= AIM OF THE EXERCISE =
Write out each line that follows exactly as it stands, without the pictures.

= INPUT MATERIAL =
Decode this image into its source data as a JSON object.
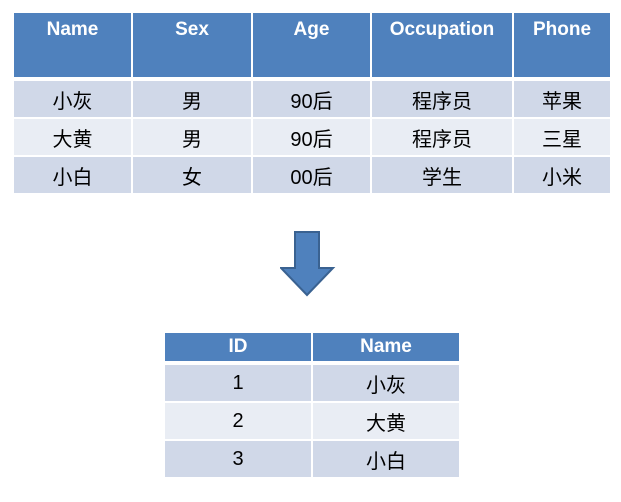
{
  "source_table": {
    "headers": [
      "Name",
      "Sex",
      "Age",
      "Occupation",
      "Phone"
    ],
    "rows": [
      [
        "小灰",
        "男",
        "90后",
        "程序员",
        "苹果"
      ],
      [
        "大黄",
        "男",
        "90后",
        "程序员",
        "三星"
      ],
      [
        "小白",
        "女",
        "00后",
        "学生",
        "小米"
      ]
    ]
  },
  "result_table": {
    "headers": [
      "ID",
      "Name"
    ],
    "rows": [
      [
        "1",
        "小灰"
      ],
      [
        "2",
        "大黄"
      ],
      [
        "3",
        "小白"
      ]
    ]
  },
  "colors": {
    "header": "#4f81bd",
    "row_odd": "#d0d8e8",
    "row_even": "#e9edf4",
    "arrow": "#4f81bd"
  },
  "arrow_icon": "down-arrow-icon"
}
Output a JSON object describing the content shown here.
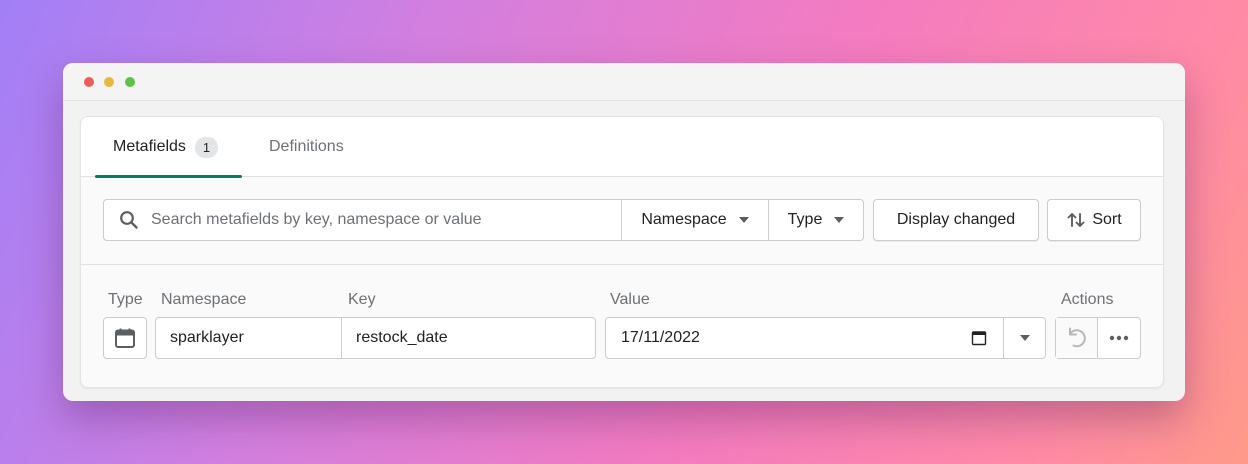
{
  "tabs": [
    {
      "label": "Metafields",
      "badge": "1"
    },
    {
      "label": "Definitions"
    }
  ],
  "search": {
    "placeholder": "Search metafields by key, namespace or value",
    "icon": "search-icon"
  },
  "filters": {
    "namespace_label": "Namespace",
    "type_label": "Type"
  },
  "buttons": {
    "display_changed": "Display changed",
    "sort": "Sort"
  },
  "columns": {
    "type": "Type",
    "namespace": "Namespace",
    "key": "Key",
    "value": "Value",
    "actions": "Actions"
  },
  "row": {
    "type_icon": "calendar-icon",
    "namespace": "sparklayer",
    "key": "restock_date",
    "value": "17/11/2022"
  },
  "colors": {
    "accent": "#008060",
    "border": "#c9cccf",
    "text": "#202223",
    "muted": "#6d7175"
  }
}
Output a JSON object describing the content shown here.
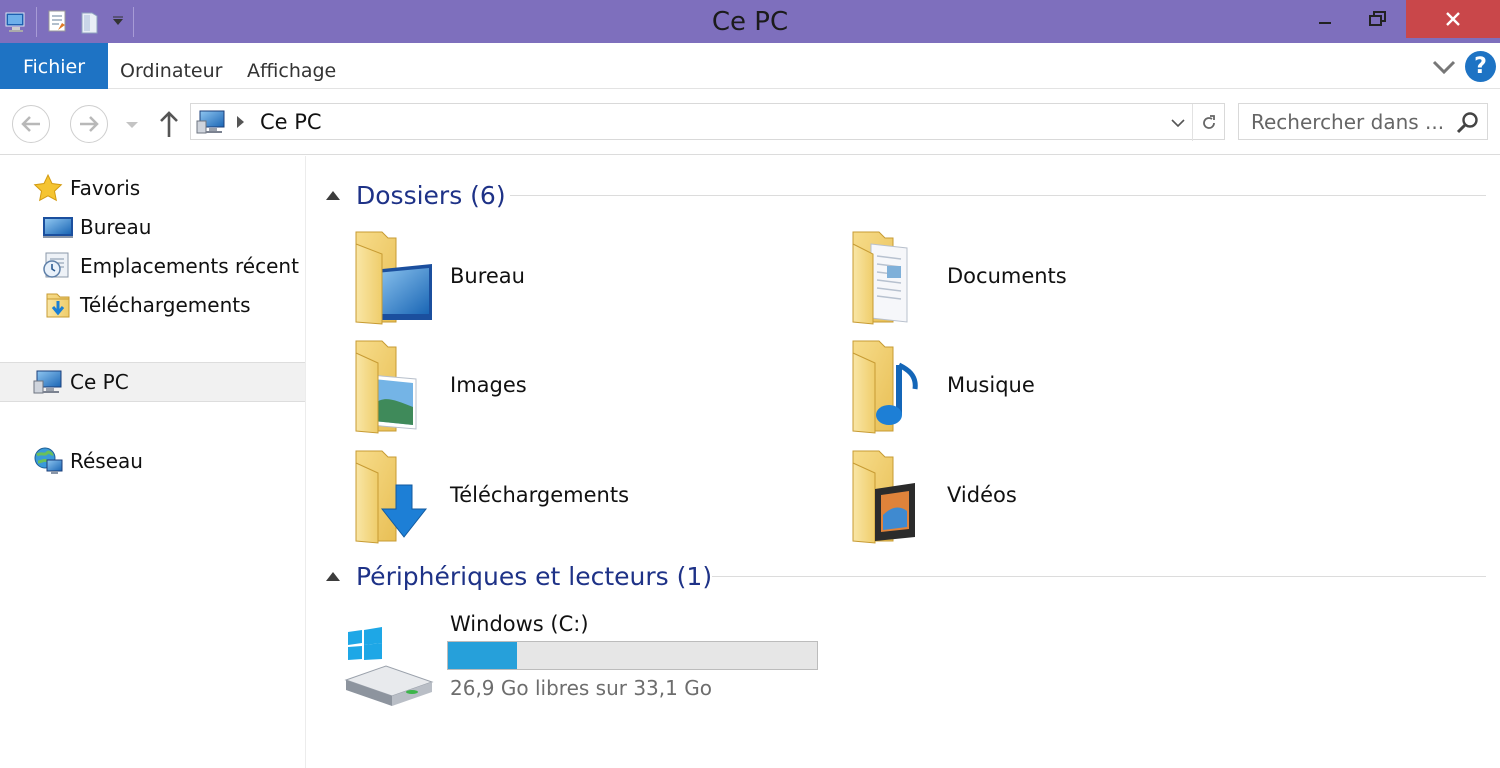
{
  "window": {
    "title": "Ce PC",
    "colors": {
      "titlebar": "#7e6fbd",
      "close": "#c9474a",
      "accent": "#1e73c4",
      "group_title": "#1e3287",
      "usage_fill": "#26a0da"
    }
  },
  "quick_access": {
    "icons": [
      "computer-icon",
      "properties-icon",
      "new-folder-icon",
      "customize-dropdown-icon"
    ]
  },
  "ribbon": {
    "tabs": [
      {
        "label": "Fichier",
        "active": true
      },
      {
        "label": "Ordinateur"
      },
      {
        "label": "Affichage"
      }
    ],
    "help": "?"
  },
  "navigation": {
    "path": [
      "Ce PC"
    ],
    "search_placeholder": "Rechercher dans ..."
  },
  "sidebar": {
    "favorites": {
      "label": "Favoris",
      "items": [
        {
          "label": "Bureau",
          "icon": "desktop-icon"
        },
        {
          "label": "Emplacements récent",
          "icon": "recent-places-icon"
        },
        {
          "label": "Téléchargements",
          "icon": "downloads-icon"
        }
      ]
    },
    "this_pc": {
      "label": "Ce PC",
      "selected": true
    },
    "network": {
      "label": "Réseau"
    }
  },
  "content": {
    "folders_group": {
      "title": "Dossiers (6)"
    },
    "folders": [
      {
        "label": "Bureau",
        "icon": "desktop-folder-icon"
      },
      {
        "label": "Documents",
        "icon": "documents-folder-icon"
      },
      {
        "label": "Images",
        "icon": "pictures-folder-icon"
      },
      {
        "label": "Musique",
        "icon": "music-folder-icon"
      },
      {
        "label": "Téléchargements",
        "icon": "downloads-folder-icon"
      },
      {
        "label": "Vidéos",
        "icon": "videos-folder-icon"
      }
    ],
    "devices_group": {
      "title": "Périphériques et lecteurs (1)"
    },
    "drives": [
      {
        "name": "Windows (C:)",
        "free_text": "26,9 Go libres sur 33,1 Go",
        "used_fraction": 0.187
      }
    ]
  }
}
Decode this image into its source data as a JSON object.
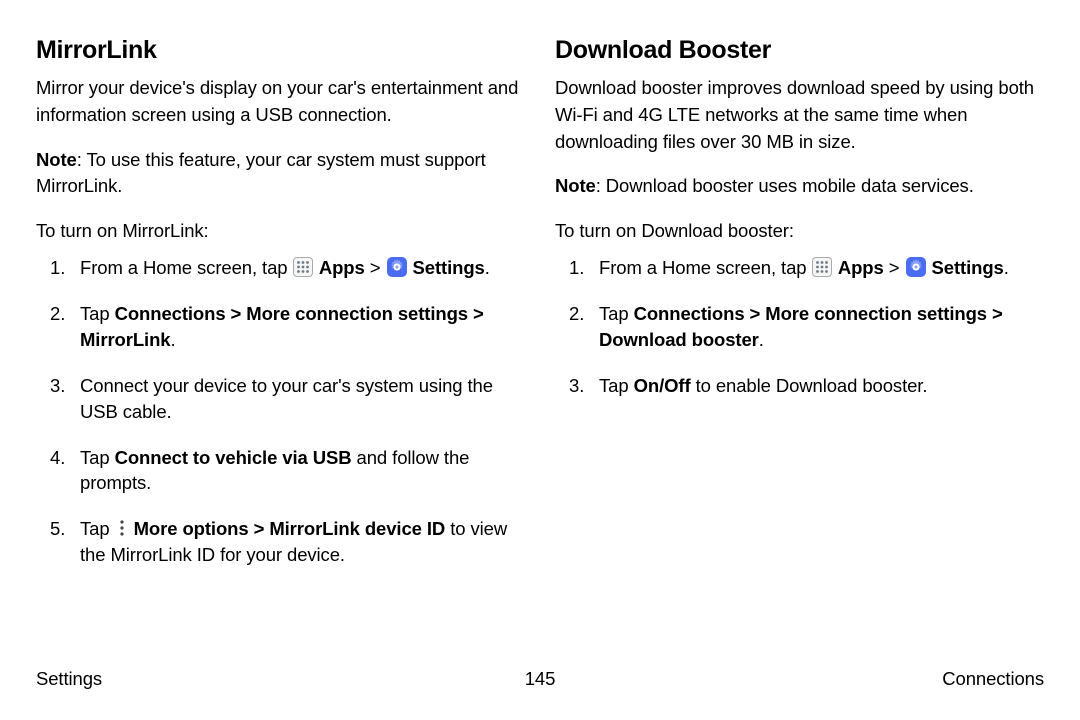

= ANSWER TO THE EXERCISE =
Decode this image into its source data as a JSON object.
{
  "source_table": {
    "headers": [
      "Name",
      "Sex",
      "Age",
      "Occupation",
      "Phone"
    ],
    "rows": [
      [
        "小灰",
        "男",
        "90后",
        "程序员",
        "苹果"
      ],
      [
        "大黄",
        "男",
        "90后",
        "程序员",
        "三星"
      ],
      [
        "小白",
        "女",
        "00后",
        "学生",
        "小米"
      ]
    ]
  },
  "result_table": {
    "headers": [
      "ID",
      "Name"
    ],
    "rows": [
      [
        "1",
        "小灰"
      ],
      [
        "2",
        "大黄"
      ],
      [
        "3",
        "小白"
      ]
    ]
  },
  "colors": {
    "header": "#4f81bd",
    "row_odd": "#d0d8e8",
    "row_even": "#e9edf4",
    "arrow": "#4f81bd"
  },
  "arrow_icon": "down-arrow-icon"
}
Output a JSON object describing the content shown here.
{
  "tabs": [
    {
      "label": "Metafields",
      "badge": "1"
    },
    {
      "label": "Definitions"
    }
  ],
  "search": {
    "placeholder": "Search metafields by key, namespace or value",
    "icon": "search-icon"
  },
  "filters": {
    "namespace_label": "Namespace",
    "type_label": "Type"
  },
  "buttons": {
    "display_changed": "Display changed",
    "sort": "Sort"
  },
  "columns": {
    "type": "Type",
    "namespace": "Namespace",
    "key": "Key",
    "value": "Value",
    "actions": "Actions"
  },
  "row": {
    "type_icon": "calendar-icon",
    "namespace": "sparklayer",
    "key": "restock_date",
    "value": "17/11/2022"
  },
  "colors": {
    "accent": "#008060",
    "border": "#c9cccf",
    "text": "#202223",
    "muted": "#6d7175"
  }
}
Output a JSON object describing the content shown here.
{
  "window": {
    "title": "Ce PC",
    "colors": {
      "titlebar": "#7e6fbd",
      "close": "#c9474a",
      "accent": "#1e73c4",
      "group_title": "#1e3287",
      "usage_fill": "#26a0da"
    }
  },
  "quick_access": {
    "icons": [
      "computer-icon",
      "properties-icon",
      "new-folder-icon",
      "customize-dropdown-icon"
    ]
  },
  "ribbon": {
    "tabs": [
      {
        "label": "Fichier",
        "active": true
      },
      {
        "label": "Ordinateur"
      },
      {
        "label": "Affichage"
      }
    ],
    "help": "?"
  },
  "navigation": {
    "path": [
      "Ce PC"
    ],
    "search_placeholder": "Rechercher dans ..."
  },
  "sidebar": {
    "favorites": {
      "label": "Favoris",
      "items": [
        {
          "label": "Bureau",
          "icon": "desktop-icon"
        },
        {
          "label": "Emplacements récent",
          "icon": "recent-places-icon"
        },
        {
          "label": "Téléchargements",
          "icon": "downloads-icon"
        }
      ]
    },
    "this_pc": {
      "label": "Ce PC",
      "selected": true
    },
    "network": {
      "label": "Réseau"
    }
  },
  "content": {
    "folders_group": {
      "title": "Dossiers (6)"
    },
    "folders": [
      {
        "label": "Bureau",
        "icon": "desktop-folder-icon"
      },
      {
        "label": "Documents",
        "icon": "documents-folder-icon"
      },
      {
        "label": "Images",
        "icon": "pictures-folder-icon"
      },
      {
        "label": "Musique",
        "icon": "music-folder-icon"
      },
      {
        "label": "Téléchargements",
        "icon": "downloads-folder-icon"
      },
      {
        "label": "Vidéos",
        "icon": "videos-folder-icon"
      }
    ],
    "devices_group": {
      "title": "Périphériques et lecteurs (1)"
    },
    "drives": [
      {
        "name": "Windows (C:)",
        "free_text": "26,9 Go libres sur 33,1 Go",
        "used_fraction": 0.187
      }
    ]
  }
}
Decode this image into its source data as a JSON object.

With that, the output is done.